* Work to complete:
Lines containing the word "this" are to be located and copied.

* Data entries:
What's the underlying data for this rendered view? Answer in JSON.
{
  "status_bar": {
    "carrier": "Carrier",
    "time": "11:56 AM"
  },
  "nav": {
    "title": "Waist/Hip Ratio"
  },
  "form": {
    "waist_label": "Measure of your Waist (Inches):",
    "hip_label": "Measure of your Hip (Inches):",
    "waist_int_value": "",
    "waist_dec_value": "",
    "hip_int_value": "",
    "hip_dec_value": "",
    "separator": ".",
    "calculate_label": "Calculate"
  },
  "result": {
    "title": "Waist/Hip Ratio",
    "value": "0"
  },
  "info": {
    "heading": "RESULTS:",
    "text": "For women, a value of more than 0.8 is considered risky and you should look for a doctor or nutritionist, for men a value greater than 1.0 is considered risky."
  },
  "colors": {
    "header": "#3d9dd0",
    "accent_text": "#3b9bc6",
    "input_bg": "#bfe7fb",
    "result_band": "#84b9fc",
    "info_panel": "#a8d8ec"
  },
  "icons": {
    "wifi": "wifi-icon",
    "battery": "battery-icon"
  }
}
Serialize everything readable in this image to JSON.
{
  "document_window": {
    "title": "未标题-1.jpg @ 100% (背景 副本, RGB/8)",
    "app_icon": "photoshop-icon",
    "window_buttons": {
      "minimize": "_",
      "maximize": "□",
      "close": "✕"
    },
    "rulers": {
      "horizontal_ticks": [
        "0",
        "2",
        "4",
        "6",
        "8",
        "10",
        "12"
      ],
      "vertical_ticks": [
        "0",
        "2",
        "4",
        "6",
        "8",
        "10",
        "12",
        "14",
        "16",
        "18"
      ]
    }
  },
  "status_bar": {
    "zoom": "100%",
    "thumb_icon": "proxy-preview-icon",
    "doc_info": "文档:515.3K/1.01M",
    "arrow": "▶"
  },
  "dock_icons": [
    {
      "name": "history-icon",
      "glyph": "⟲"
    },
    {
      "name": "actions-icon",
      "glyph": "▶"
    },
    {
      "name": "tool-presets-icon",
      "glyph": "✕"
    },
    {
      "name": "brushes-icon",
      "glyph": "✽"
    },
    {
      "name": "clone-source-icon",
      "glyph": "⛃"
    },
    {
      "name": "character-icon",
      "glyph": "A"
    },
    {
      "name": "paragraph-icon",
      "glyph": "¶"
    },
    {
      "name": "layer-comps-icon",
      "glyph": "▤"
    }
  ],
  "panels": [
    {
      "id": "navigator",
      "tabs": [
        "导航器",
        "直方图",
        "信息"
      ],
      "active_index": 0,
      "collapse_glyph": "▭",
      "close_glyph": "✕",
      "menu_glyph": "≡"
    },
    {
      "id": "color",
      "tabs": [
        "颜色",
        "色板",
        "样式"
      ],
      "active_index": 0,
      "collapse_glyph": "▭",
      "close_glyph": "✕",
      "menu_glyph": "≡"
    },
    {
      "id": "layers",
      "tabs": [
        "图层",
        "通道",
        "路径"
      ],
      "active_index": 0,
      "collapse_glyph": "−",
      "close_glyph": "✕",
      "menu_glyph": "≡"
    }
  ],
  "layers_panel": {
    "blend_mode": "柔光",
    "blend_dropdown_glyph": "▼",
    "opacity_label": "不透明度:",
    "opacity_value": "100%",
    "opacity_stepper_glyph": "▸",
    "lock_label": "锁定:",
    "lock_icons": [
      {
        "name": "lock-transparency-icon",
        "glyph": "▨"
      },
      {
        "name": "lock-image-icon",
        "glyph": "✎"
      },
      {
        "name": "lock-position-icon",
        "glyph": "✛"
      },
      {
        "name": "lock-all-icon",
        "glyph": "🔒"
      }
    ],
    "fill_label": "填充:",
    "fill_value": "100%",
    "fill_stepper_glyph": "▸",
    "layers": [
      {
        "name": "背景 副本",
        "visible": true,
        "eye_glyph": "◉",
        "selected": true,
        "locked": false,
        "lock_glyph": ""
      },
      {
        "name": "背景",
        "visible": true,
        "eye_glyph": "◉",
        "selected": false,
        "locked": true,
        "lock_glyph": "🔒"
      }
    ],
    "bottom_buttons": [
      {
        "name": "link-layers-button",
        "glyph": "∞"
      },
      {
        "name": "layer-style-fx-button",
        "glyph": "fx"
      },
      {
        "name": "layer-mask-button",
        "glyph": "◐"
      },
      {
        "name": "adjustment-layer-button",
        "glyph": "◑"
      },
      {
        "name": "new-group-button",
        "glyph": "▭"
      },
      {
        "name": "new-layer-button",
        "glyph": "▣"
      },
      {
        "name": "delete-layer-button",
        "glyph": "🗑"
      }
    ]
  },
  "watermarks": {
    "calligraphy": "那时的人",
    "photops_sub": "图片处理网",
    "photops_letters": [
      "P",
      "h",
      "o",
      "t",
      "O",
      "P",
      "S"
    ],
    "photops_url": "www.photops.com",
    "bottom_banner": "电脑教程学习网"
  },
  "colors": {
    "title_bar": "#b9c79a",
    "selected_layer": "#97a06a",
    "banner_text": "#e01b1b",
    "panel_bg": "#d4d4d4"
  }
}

--

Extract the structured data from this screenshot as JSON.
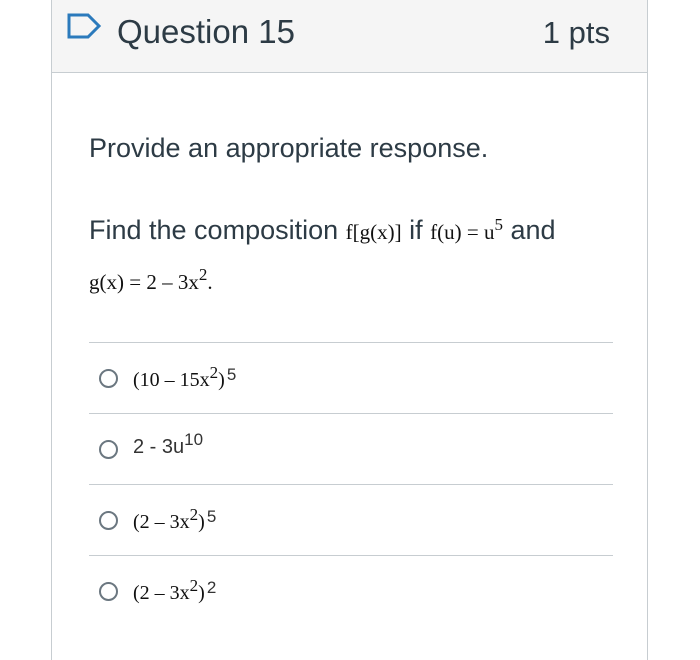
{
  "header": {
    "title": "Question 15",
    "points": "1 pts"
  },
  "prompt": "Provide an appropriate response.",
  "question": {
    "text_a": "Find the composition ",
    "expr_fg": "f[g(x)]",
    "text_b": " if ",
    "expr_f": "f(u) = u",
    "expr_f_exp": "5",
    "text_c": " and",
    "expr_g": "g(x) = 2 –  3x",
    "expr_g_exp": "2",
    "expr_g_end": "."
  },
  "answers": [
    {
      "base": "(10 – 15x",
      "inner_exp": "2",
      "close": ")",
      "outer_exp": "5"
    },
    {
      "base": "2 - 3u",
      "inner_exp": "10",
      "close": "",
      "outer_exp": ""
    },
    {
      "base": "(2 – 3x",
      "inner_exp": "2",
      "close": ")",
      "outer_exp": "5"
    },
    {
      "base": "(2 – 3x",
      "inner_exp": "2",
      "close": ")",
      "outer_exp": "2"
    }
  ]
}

* Answer to the task:
What's the underlying data for this rendered view? Answer in JSON.
Serialize everything readable in this image to JSON.
Extract the structured data from this screenshot as JSON.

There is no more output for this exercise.